'''

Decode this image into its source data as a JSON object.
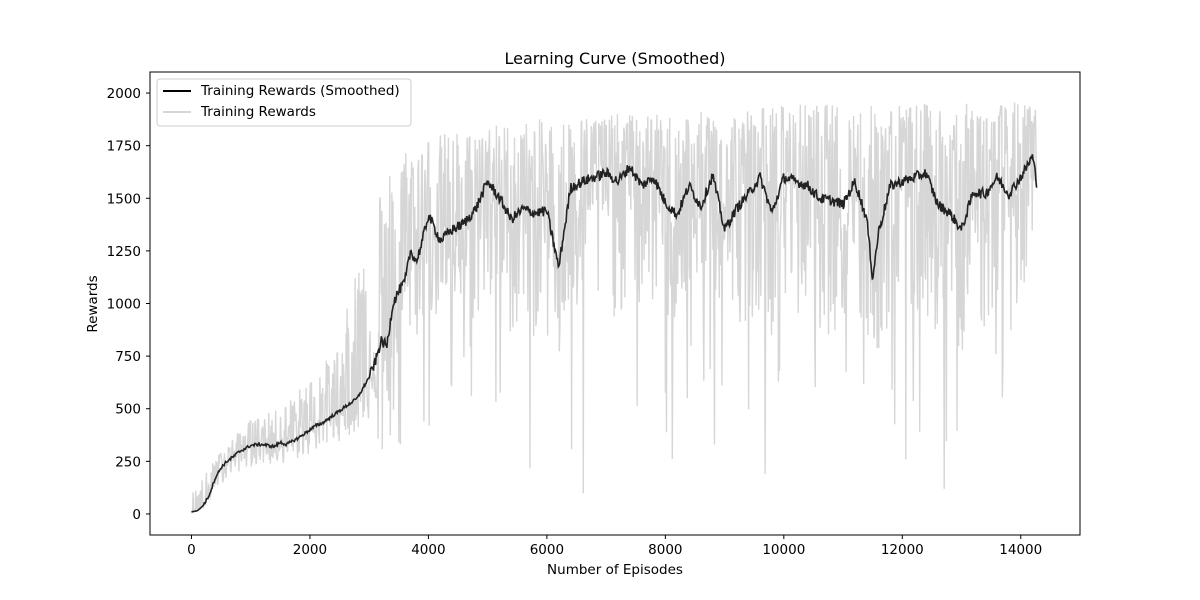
{
  "chart_data": {
    "type": "line",
    "title": "Learning Curve (Smoothed)",
    "xlabel": "Number of Episodes",
    "ylabel": "Rewards",
    "xlim": [
      -700,
      15000
    ],
    "ylim": [
      -100,
      2100
    ],
    "x_ticks": [
      0,
      2000,
      4000,
      6000,
      8000,
      10000,
      12000,
      14000
    ],
    "y_ticks": [
      0,
      250,
      500,
      750,
      1000,
      1250,
      1500,
      1750,
      2000
    ],
    "grid": false,
    "legend_position": "upper-left",
    "x_max_episode": 14270,
    "series": [
      {
        "name": "Training Rewards (Smoothed)",
        "color": "#000000",
        "approx_points": [
          [
            0,
            10
          ],
          [
            100,
            15
          ],
          [
            200,
            40
          ],
          [
            300,
            90
          ],
          [
            400,
            170
          ],
          [
            500,
            220
          ],
          [
            600,
            250
          ],
          [
            700,
            270
          ],
          [
            800,
            295
          ],
          [
            900,
            310
          ],
          [
            1000,
            325
          ],
          [
            1100,
            330
          ],
          [
            1200,
            330
          ],
          [
            1300,
            325
          ],
          [
            1400,
            320
          ],
          [
            1500,
            340
          ],
          [
            1600,
            330
          ],
          [
            1700,
            345
          ],
          [
            1800,
            360
          ],
          [
            1900,
            380
          ],
          [
            2000,
            400
          ],
          [
            2100,
            420
          ],
          [
            2200,
            430
          ],
          [
            2300,
            450
          ],
          [
            2400,
            470
          ],
          [
            2500,
            490
          ],
          [
            2600,
            510
          ],
          [
            2700,
            530
          ],
          [
            2800,
            550
          ],
          [
            2900,
            600
          ],
          [
            3000,
            650
          ],
          [
            3100,
            720
          ],
          [
            3200,
            820
          ],
          [
            3300,
            800
          ],
          [
            3400,
            1000
          ],
          [
            3500,
            1060
          ],
          [
            3600,
            1100
          ],
          [
            3700,
            1250
          ],
          [
            3800,
            1200
          ],
          [
            3900,
            1300
          ],
          [
            4000,
            1420
          ],
          [
            4200,
            1300
          ],
          [
            4400,
            1350
          ],
          [
            4600,
            1380
          ],
          [
            4800,
            1450
          ],
          [
            5000,
            1580
          ],
          [
            5200,
            1500
          ],
          [
            5400,
            1400
          ],
          [
            5600,
            1450
          ],
          [
            5800,
            1430
          ],
          [
            6000,
            1440
          ],
          [
            6200,
            1170
          ],
          [
            6400,
            1550
          ],
          [
            6600,
            1580
          ],
          [
            6800,
            1600
          ],
          [
            7000,
            1620
          ],
          [
            7200,
            1580
          ],
          [
            7400,
            1650
          ],
          [
            7600,
            1560
          ],
          [
            7800,
            1600
          ],
          [
            8000,
            1480
          ],
          [
            8200,
            1420
          ],
          [
            8400,
            1560
          ],
          [
            8600,
            1460
          ],
          [
            8800,
            1610
          ],
          [
            9000,
            1350
          ],
          [
            9200,
            1450
          ],
          [
            9400,
            1520
          ],
          [
            9600,
            1600
          ],
          [
            9800,
            1430
          ],
          [
            10000,
            1600
          ],
          [
            10200,
            1580
          ],
          [
            10400,
            1560
          ],
          [
            10600,
            1500
          ],
          [
            10800,
            1490
          ],
          [
            11000,
            1470
          ],
          [
            11200,
            1580
          ],
          [
            11400,
            1400
          ],
          [
            11500,
            1120
          ],
          [
            11600,
            1340
          ],
          [
            11800,
            1560
          ],
          [
            12000,
            1580
          ],
          [
            12200,
            1600
          ],
          [
            12400,
            1620
          ],
          [
            12600,
            1470
          ],
          [
            12800,
            1430
          ],
          [
            13000,
            1350
          ],
          [
            13200,
            1530
          ],
          [
            13400,
            1520
          ],
          [
            13600,
            1600
          ],
          [
            13800,
            1520
          ],
          [
            14000,
            1600
          ],
          [
            14100,
            1650
          ],
          [
            14200,
            1700
          ],
          [
            14270,
            1570
          ]
        ]
      },
      {
        "name": "Training Rewards",
        "color": "#d6d6d6",
        "approx_envelope": [
          [
            0,
            0,
            100
          ],
          [
            500,
            50,
            300
          ],
          [
            1000,
            100,
            450
          ],
          [
            1500,
            120,
            500
          ],
          [
            2000,
            140,
            650
          ],
          [
            2500,
            170,
            800
          ],
          [
            3000,
            200,
            1500
          ],
          [
            3500,
            300,
            1750
          ],
          [
            4000,
            400,
            1800
          ],
          [
            5000,
            200,
            1850
          ],
          [
            6000,
            60,
            1880
          ],
          [
            7000,
            100,
            1900
          ],
          [
            8000,
            200,
            1900
          ],
          [
            9000,
            250,
            1920
          ],
          [
            10000,
            100,
            1950
          ],
          [
            11000,
            50,
            1950
          ],
          [
            12000,
            50,
            1950
          ],
          [
            13000,
            50,
            1950
          ],
          [
            14000,
            60,
            1960
          ],
          [
            14270,
            800,
            1930
          ]
        ]
      }
    ]
  }
}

'''

* [PROBLEM TO WORK ON]:
Locate the lines above that hold the word "name". Show every one of them.

* [ANSWER TO THIS EXERCISE]:
        "name": "Training Rewards (Smoothed)",
        "name": "Training Rewards",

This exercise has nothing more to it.